■ THE TASK ■
Only the lines from the line holding "What does this" to the last line should be output, each exactly as given.

■ DATA ROWS ■
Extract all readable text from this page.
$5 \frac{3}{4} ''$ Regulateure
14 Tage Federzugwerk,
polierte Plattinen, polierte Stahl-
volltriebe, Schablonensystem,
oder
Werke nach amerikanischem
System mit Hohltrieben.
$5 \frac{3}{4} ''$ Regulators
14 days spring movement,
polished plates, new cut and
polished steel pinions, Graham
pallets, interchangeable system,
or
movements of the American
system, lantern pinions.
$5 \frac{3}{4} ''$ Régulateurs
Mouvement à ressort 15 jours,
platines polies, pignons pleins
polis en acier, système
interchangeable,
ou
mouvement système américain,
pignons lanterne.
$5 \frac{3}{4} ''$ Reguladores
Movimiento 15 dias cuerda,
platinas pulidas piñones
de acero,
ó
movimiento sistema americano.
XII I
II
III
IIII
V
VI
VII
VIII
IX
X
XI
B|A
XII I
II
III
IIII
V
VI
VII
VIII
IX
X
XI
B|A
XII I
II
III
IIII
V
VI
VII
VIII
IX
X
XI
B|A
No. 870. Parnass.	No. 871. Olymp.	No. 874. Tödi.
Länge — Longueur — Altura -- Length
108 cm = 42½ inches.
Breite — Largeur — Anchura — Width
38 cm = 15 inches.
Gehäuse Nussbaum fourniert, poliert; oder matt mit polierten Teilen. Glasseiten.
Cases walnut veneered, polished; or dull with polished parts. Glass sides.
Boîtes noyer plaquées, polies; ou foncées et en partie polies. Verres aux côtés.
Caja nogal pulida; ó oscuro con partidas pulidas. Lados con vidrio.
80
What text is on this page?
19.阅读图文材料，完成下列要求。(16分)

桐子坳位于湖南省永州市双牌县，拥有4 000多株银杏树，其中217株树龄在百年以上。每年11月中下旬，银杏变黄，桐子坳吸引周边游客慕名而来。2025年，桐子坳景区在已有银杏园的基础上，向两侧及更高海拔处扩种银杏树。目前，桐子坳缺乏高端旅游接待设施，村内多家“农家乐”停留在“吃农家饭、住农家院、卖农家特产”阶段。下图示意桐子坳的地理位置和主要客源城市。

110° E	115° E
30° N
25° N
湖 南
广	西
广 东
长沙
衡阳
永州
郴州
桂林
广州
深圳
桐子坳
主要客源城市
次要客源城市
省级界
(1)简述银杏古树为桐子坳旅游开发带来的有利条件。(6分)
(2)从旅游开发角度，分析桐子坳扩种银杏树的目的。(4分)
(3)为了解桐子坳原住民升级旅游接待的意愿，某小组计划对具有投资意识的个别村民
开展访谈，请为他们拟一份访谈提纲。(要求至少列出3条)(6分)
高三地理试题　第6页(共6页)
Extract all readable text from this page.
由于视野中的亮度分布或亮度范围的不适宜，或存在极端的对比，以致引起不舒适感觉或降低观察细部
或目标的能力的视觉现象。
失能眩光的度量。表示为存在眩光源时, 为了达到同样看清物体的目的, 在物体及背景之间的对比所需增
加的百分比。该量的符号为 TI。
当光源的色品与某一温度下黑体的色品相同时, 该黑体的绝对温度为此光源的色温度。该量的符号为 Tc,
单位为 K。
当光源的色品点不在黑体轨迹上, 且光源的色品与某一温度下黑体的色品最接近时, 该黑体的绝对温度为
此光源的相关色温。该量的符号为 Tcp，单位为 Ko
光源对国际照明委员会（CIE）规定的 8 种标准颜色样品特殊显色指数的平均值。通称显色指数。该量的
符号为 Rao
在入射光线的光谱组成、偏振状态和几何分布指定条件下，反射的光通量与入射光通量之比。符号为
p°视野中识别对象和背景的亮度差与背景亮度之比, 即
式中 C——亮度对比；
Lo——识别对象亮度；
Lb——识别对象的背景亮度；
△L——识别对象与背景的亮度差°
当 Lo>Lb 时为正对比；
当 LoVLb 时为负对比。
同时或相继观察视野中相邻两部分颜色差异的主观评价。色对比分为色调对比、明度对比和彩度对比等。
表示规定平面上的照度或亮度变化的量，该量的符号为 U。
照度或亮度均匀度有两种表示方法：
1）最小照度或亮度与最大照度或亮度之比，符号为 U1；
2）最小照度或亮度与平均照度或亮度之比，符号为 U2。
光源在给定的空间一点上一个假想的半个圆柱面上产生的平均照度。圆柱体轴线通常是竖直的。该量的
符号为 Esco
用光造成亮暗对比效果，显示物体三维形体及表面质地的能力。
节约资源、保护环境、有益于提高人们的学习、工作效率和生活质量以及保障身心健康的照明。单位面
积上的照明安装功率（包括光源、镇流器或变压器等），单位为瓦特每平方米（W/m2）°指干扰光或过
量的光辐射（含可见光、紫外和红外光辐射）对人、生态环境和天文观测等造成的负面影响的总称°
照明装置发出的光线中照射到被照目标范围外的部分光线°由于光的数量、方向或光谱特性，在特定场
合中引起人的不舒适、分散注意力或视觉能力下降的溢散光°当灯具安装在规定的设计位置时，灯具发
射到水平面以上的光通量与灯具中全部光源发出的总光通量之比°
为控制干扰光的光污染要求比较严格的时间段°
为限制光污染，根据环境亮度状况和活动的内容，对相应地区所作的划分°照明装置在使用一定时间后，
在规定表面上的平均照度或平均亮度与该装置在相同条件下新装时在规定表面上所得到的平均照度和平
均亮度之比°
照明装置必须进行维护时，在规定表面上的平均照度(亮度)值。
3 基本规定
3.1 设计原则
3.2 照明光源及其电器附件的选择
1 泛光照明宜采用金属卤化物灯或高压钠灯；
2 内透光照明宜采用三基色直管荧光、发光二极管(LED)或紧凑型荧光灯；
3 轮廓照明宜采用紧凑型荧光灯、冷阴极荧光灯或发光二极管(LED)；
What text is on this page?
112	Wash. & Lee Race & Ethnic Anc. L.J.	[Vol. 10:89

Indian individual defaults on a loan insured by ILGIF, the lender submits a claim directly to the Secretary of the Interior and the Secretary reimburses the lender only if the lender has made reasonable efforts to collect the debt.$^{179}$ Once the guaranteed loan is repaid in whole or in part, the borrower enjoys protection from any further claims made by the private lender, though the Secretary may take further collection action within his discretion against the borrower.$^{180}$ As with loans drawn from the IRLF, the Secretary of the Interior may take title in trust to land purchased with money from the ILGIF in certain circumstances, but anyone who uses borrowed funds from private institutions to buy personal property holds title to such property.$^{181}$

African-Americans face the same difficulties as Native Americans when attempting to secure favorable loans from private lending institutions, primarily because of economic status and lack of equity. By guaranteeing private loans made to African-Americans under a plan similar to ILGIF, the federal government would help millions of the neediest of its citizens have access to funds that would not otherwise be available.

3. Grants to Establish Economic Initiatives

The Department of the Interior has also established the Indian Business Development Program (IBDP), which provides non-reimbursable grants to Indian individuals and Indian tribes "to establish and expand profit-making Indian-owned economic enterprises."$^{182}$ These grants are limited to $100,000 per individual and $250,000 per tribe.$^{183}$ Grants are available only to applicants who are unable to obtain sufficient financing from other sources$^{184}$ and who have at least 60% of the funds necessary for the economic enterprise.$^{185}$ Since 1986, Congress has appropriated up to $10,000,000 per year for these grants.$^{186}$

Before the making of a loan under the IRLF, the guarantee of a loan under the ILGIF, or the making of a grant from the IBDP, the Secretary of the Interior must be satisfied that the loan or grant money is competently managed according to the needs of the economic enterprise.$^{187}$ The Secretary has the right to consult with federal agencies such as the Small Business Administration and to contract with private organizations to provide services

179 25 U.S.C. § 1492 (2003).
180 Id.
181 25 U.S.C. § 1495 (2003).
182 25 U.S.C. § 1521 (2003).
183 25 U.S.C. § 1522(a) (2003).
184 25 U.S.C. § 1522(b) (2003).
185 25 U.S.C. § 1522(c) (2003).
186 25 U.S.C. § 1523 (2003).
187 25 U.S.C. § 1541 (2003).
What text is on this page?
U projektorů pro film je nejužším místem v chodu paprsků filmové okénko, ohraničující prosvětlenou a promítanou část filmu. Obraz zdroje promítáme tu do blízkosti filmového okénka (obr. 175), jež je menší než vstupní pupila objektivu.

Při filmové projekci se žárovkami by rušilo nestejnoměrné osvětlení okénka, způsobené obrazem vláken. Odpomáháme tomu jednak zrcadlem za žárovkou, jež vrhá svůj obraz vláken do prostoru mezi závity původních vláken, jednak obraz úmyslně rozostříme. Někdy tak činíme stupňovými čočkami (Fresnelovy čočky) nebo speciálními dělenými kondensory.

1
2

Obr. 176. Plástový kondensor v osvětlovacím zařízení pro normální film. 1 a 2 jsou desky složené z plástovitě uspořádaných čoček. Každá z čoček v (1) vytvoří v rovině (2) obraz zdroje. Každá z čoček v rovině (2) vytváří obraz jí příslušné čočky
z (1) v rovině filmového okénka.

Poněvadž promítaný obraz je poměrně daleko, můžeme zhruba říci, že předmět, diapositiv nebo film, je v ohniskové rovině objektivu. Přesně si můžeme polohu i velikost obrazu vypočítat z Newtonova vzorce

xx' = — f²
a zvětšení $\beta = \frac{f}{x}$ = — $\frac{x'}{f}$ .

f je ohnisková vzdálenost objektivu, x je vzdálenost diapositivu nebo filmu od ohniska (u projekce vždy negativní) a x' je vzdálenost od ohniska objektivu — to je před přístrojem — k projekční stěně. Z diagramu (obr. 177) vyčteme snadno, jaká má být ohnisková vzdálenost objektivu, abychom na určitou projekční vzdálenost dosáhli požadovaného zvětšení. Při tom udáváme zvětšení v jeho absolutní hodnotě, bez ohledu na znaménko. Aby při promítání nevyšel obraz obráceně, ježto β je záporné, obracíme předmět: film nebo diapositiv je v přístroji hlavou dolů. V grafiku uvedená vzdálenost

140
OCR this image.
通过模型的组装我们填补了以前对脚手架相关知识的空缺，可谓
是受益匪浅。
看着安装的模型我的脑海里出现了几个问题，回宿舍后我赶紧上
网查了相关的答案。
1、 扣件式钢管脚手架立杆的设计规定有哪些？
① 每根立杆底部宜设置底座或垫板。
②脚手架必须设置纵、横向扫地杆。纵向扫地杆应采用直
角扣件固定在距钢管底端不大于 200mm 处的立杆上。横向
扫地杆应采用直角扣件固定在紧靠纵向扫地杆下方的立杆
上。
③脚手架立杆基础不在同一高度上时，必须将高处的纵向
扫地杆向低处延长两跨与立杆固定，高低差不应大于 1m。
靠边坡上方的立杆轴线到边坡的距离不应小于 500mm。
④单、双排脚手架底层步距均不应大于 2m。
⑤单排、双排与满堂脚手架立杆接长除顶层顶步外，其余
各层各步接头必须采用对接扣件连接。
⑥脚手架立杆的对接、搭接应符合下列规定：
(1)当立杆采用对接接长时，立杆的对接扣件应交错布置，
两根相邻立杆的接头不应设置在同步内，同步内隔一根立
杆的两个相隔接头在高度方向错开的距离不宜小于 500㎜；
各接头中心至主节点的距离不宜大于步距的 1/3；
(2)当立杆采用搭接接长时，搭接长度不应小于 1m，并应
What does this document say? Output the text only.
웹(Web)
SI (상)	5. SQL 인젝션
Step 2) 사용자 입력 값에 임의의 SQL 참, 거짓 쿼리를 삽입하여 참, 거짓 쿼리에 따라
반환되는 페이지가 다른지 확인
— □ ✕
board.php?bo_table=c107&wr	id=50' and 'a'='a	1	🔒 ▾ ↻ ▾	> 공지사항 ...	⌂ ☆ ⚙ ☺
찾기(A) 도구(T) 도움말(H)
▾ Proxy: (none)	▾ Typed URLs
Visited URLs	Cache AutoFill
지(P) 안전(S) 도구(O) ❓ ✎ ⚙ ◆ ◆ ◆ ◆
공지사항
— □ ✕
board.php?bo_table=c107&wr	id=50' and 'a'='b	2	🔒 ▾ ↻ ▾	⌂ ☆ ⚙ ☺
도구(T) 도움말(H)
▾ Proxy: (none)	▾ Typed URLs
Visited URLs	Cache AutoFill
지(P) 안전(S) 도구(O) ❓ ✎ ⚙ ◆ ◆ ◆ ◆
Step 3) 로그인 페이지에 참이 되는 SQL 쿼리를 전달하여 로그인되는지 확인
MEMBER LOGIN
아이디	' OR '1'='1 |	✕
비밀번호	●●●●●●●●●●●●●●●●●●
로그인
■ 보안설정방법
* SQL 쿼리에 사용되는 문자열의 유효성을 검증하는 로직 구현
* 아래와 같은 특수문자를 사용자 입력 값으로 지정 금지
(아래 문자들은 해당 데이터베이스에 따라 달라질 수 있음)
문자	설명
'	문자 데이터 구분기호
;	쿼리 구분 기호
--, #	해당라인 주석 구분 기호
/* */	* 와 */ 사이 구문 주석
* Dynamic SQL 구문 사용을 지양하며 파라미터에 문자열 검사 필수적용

■ ANSWER TO THIS TASK ■
What does this document say? Output the text only.
웹(Web)
SI (상)	5. SQL 인젝션
Step 2) 사용자 입력 값에 임의의 SQL 참, 거짓 쿼리를 삽입하여 참, 거짓 쿼리에 따라
반환되는 페이지가 다른지 확인
— □ ✕
board.php?bo_table=c107&wr	id=50' and 'a'='a	1	🔒 ▾ ↻ ▾	> 공지사항 ...	⌂ ☆ ⚙ ☺
찾기(A) 도구(T) 도움말(H)
▾ Proxy: (none)	▾ Typed URLs
Visited URLs	Cache AutoFill
지(P) 안전(S) 도구(O) ❓ ✎ ⚙ ◆ ◆ ◆ ◆
공지사항
— □ ✕
board.php?bo_table=c107&wr	id=50' and 'a'='b	2	🔒 ▾ ↻ ▾	⌂ ☆ ⚙ ☺
도구(T) 도움말(H)
▾ Proxy: (none)	▾ Typed URLs
Visited URLs	Cache AutoFill
지(P) 안전(S) 도구(O) ❓ ✎ ⚙ ◆ ◆ ◆ ◆
Step 3) 로그인 페이지에 참이 되는 SQL 쿼리를 전달하여 로그인되는지 확인
MEMBER LOGIN
아이디	' OR '1'='1 |	✕
비밀번호	●●●●●●●●●●●●●●●●●●
로그인
■ 보안설정방법
* SQL 쿼리에 사용되는 문자열의 유효성을 검증하는 로직 구현
* 아래와 같은 특수문자를 사용자 입력 값으로 지정 금지
(아래 문자들은 해당 데이터베이스에 따라 달라질 수 있음)
문자	설명
'	문자 데이터 구분기호
;	쿼리 구분 기호
--, #	해당라인 주석 구분 기호
/* */	* 와 */ 사이 구문 주석
* Dynamic SQL 구문 사용을 지양하며 파라미터에 문자열 검사 필수적용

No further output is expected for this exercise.